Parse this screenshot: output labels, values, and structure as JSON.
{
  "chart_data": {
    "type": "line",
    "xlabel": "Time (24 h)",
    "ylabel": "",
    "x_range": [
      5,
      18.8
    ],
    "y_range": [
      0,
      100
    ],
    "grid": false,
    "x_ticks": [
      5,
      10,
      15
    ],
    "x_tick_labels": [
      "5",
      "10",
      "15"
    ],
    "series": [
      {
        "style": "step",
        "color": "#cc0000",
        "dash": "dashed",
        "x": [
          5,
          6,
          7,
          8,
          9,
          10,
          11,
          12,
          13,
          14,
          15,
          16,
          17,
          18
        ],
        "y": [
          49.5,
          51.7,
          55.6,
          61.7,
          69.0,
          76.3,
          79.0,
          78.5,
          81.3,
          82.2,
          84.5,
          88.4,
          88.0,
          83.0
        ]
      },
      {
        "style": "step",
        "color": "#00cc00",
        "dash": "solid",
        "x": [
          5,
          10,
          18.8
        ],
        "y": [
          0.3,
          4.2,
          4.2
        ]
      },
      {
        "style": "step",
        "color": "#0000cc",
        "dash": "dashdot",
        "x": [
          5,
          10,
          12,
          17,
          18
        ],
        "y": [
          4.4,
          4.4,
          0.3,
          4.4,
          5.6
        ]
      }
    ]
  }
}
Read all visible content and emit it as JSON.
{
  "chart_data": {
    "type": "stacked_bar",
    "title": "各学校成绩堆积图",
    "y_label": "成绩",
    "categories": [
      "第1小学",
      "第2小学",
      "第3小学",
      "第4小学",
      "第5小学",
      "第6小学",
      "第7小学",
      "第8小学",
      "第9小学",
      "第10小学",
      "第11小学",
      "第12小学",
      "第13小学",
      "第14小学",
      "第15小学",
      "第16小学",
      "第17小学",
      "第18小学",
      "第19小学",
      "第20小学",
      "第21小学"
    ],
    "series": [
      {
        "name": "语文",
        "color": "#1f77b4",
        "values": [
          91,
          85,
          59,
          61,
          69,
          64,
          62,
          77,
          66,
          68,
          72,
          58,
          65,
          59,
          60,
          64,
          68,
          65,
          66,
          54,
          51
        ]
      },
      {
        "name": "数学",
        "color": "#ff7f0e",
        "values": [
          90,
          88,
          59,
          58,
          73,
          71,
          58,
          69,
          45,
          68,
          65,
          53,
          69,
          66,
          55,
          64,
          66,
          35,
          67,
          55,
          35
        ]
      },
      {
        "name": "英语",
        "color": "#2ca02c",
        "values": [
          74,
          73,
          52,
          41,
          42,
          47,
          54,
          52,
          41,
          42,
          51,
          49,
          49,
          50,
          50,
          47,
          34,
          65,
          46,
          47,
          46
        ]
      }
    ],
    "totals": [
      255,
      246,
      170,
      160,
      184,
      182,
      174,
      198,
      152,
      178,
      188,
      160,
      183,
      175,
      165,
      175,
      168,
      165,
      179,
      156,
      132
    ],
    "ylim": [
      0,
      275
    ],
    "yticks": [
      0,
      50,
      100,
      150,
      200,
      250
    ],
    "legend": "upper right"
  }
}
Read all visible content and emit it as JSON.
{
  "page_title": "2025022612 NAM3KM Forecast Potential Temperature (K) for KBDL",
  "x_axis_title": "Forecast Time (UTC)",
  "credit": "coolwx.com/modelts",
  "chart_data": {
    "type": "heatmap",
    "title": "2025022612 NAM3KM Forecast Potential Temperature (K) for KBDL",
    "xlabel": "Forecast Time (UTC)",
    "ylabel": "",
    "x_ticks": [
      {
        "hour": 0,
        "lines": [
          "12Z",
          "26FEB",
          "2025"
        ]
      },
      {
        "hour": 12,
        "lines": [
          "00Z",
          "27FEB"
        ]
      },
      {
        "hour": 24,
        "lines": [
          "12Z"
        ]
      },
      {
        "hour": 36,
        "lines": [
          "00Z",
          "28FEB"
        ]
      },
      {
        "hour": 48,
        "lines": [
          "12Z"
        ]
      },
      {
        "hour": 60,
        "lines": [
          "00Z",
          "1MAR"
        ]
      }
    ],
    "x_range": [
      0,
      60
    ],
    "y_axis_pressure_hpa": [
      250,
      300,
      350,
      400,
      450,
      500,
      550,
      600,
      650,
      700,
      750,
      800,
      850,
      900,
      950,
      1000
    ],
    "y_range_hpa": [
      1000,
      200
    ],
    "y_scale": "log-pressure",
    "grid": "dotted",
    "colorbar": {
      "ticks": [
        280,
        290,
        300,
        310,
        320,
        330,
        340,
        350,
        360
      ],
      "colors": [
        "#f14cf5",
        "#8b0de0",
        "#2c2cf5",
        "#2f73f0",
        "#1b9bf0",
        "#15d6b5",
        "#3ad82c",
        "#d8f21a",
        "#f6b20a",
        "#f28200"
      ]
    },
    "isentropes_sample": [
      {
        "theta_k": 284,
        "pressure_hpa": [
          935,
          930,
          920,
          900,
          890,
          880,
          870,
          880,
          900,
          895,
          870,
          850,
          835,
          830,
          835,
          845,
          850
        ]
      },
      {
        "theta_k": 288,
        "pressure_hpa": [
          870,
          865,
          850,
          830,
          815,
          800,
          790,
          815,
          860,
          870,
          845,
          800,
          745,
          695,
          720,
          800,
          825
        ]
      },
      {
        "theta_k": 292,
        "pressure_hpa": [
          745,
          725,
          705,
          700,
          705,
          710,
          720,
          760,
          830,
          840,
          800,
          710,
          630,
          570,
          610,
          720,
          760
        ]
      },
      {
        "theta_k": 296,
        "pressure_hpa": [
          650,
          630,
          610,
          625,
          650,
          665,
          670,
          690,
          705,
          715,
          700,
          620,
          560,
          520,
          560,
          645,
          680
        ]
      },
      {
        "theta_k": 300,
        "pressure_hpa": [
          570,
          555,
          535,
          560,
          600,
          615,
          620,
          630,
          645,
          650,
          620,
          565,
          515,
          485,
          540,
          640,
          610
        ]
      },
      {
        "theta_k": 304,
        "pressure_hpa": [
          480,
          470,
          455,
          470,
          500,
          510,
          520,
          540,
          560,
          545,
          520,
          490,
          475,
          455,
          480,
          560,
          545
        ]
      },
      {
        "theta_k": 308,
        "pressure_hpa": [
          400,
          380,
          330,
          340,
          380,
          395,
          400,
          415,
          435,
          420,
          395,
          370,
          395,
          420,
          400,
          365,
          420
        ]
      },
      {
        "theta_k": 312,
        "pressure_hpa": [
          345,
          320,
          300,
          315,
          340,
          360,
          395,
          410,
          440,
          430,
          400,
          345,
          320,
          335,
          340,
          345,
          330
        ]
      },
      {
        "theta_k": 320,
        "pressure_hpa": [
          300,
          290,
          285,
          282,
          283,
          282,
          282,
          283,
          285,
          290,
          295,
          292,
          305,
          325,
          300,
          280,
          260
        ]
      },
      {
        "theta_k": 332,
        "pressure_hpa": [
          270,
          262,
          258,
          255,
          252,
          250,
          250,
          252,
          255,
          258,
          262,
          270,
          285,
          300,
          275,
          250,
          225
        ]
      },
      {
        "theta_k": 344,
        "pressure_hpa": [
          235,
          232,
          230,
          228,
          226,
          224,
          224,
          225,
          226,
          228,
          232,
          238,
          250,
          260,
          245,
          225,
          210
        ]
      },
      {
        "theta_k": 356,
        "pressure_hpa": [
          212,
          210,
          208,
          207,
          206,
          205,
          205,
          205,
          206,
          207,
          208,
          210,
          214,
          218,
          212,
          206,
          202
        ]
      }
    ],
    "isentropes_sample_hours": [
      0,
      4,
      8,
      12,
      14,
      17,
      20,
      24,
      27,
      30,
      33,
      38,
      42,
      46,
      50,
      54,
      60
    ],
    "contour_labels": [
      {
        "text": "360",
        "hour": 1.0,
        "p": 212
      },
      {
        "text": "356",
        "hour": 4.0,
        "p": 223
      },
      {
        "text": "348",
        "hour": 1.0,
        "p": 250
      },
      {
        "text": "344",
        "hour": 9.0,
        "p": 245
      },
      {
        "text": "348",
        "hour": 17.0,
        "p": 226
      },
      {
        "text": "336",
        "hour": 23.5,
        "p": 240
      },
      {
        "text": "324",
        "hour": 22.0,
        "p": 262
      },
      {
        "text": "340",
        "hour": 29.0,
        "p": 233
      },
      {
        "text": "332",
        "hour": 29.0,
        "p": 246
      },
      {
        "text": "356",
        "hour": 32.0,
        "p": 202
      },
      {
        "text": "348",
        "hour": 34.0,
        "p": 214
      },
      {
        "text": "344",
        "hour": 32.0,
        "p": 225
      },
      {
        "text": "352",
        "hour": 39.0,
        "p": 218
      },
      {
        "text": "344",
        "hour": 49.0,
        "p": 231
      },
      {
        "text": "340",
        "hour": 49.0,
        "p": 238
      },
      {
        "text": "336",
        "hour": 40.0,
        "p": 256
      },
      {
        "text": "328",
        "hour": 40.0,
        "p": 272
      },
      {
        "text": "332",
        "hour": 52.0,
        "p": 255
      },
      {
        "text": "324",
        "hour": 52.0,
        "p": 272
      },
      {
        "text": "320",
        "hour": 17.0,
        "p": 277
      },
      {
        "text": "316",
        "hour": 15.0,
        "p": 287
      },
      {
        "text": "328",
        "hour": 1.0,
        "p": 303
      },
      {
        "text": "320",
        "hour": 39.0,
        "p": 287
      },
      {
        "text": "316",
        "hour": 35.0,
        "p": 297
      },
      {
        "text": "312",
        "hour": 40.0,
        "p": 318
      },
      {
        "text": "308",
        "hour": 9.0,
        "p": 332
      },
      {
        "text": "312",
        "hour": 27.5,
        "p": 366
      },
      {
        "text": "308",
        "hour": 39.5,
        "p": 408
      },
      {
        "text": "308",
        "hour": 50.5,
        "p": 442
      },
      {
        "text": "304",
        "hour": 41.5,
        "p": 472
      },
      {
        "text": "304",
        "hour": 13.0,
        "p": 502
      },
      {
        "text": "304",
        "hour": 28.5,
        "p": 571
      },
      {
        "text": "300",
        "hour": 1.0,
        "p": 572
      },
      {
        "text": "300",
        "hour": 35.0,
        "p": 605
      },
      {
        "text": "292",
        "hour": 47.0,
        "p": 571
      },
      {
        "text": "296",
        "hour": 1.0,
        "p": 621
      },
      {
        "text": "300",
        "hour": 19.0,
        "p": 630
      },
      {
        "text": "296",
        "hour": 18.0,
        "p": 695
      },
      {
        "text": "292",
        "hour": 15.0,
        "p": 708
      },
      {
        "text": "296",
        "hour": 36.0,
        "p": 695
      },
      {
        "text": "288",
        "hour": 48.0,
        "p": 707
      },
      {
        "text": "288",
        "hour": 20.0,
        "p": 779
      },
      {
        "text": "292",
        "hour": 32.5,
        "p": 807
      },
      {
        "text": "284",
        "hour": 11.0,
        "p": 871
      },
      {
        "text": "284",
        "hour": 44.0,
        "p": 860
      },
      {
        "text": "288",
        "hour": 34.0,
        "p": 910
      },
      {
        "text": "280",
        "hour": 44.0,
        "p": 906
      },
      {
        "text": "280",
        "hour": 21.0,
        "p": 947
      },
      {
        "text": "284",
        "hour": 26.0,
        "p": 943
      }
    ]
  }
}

===============

Exercise → Each line containing "KBDL" counts once; state the total number of such lines and nothing else.

Task solution → 2